(Dataset items)
------
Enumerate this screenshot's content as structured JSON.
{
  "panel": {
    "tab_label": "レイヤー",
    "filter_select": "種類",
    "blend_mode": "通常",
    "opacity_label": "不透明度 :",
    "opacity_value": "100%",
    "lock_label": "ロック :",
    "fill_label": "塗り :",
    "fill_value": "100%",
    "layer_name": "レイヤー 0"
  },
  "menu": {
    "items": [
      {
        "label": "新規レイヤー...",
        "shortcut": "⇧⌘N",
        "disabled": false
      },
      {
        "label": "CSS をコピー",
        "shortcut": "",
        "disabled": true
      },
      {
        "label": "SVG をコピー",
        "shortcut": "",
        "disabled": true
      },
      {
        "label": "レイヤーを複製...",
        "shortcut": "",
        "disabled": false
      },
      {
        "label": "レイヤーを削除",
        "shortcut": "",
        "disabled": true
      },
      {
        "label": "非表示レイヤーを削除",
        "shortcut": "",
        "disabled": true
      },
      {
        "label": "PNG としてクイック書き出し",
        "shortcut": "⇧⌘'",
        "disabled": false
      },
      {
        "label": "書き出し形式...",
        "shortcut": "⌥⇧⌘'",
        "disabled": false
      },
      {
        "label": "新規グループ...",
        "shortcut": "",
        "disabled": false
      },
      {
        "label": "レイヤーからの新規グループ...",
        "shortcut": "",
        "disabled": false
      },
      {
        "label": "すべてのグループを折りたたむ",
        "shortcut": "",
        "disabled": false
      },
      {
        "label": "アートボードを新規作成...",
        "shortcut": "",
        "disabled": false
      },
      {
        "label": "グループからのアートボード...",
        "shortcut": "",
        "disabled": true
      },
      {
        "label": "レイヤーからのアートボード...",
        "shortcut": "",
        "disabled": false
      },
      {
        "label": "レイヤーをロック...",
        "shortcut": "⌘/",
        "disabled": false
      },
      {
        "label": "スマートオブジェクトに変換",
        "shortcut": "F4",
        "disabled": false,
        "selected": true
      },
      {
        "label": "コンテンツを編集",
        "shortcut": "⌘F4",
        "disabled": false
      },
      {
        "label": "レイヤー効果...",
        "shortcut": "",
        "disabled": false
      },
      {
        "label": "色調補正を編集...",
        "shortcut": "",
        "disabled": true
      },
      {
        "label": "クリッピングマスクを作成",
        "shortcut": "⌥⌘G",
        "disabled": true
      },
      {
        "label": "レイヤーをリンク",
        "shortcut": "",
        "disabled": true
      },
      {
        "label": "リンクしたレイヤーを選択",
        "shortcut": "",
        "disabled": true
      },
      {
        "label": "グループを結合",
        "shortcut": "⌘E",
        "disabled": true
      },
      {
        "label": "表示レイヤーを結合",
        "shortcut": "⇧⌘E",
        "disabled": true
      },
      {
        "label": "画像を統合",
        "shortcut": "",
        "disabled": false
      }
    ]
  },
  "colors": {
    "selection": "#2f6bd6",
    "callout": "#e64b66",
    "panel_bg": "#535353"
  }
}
------
All entries must be repeated verbatim.

Enumerate this screenshot's content as structured JSON.
{
  "panel": {
    "tab_label": "レイヤー",
    "filter_select": "種類",
    "blend_mode": "通常",
    "opacity_label": "不透明度 :",
    "opacity_value": "100%",
    "lock_label": "ロック :",
    "fill_label": "塗り :",
    "fill_value": "100%",
    "layer_name": "レイヤー 0"
  },
  "menu": {
    "items": [
      {
        "label": "新規レイヤー...",
        "shortcut": "⇧⌘N",
        "disabled": false
      },
      {
        "label": "CSS をコピー",
        "shortcut": "",
        "disabled": true
      },
      {
        "label": "SVG をコピー",
        "shortcut": "",
        "disabled": true
      },
      {
        "label": "レイヤーを複製...",
        "shortcut": "",
        "disabled": false
      },
      {
        "label": "レイヤーを削除",
        "shortcut": "",
        "disabled": true
      },
      {
        "label": "非表示レイヤーを削除",
        "shortcut": "",
        "disabled": true
      },
      {
        "label": "PNG としてクイック書き出し",
        "shortcut": "⇧⌘'",
        "disabled": false
      },
      {
        "label": "書き出し形式...",
        "shortcut": "⌥⇧⌘'",
        "disabled": false
      },
      {
        "label": "新規グループ...",
        "shortcut": "",
        "disabled": false
      },
      {
        "label": "レイヤーからの新規グループ...",
        "shortcut": "",
        "disabled": false
      },
      {
        "label": "すべてのグループを折りたたむ",
        "shortcut": "",
        "disabled": false
      },
      {
        "label": "アートボードを新規作成...",
        "shortcut": "",
        "disabled": false
      },
      {
        "label": "グループからのアートボード...",
        "shortcut": "",
        "disabled": true
      },
      {
        "label": "レイヤーからのアートボード...",
        "shortcut": "",
        "disabled": false
      },
      {
        "label": "レイヤーをロック...",
        "shortcut": "⌘/",
        "disabled": false
      },
      {
        "label": "スマートオブジェクトに変換",
        "shortcut": "F4",
        "disabled": false,
        "selected": true
      },
      {
        "label": "コンテンツを編集",
        "shortcut": "⌘F4",
        "disabled": false
      },
      {
        "label": "レイヤー効果...",
        "shortcut": "",
        "disabled": false
      },
      {
        "label": "色調補正を編集...",
        "shortcut": "",
        "disabled": true
      },
      {
        "label": "クリッピングマスクを作成",
        "shortcut": "⌥⌘G",
        "disabled": true
      },
      {
        "label": "レイヤーをリンク",
        "shortcut": "",
        "disabled": true
      },
      {
        "label": "リンクしたレイヤーを選択",
        "shortcut": "",
        "disabled": true
      },
      {
        "label": "グループを結合",
        "shortcut": "⌘E",
        "disabled": true
      },
      {
        "label": "表示レイヤーを結合",
        "shortcut": "⇧⌘E",
        "disabled": true
      },
      {
        "label": "画像を統合",
        "shortcut": "",
        "disabled": false
      }
    ]
  },
  "colors": {
    "selection": "#2f6bd6",
    "callout": "#e64b66",
    "panel_bg": "#535353"
  }
}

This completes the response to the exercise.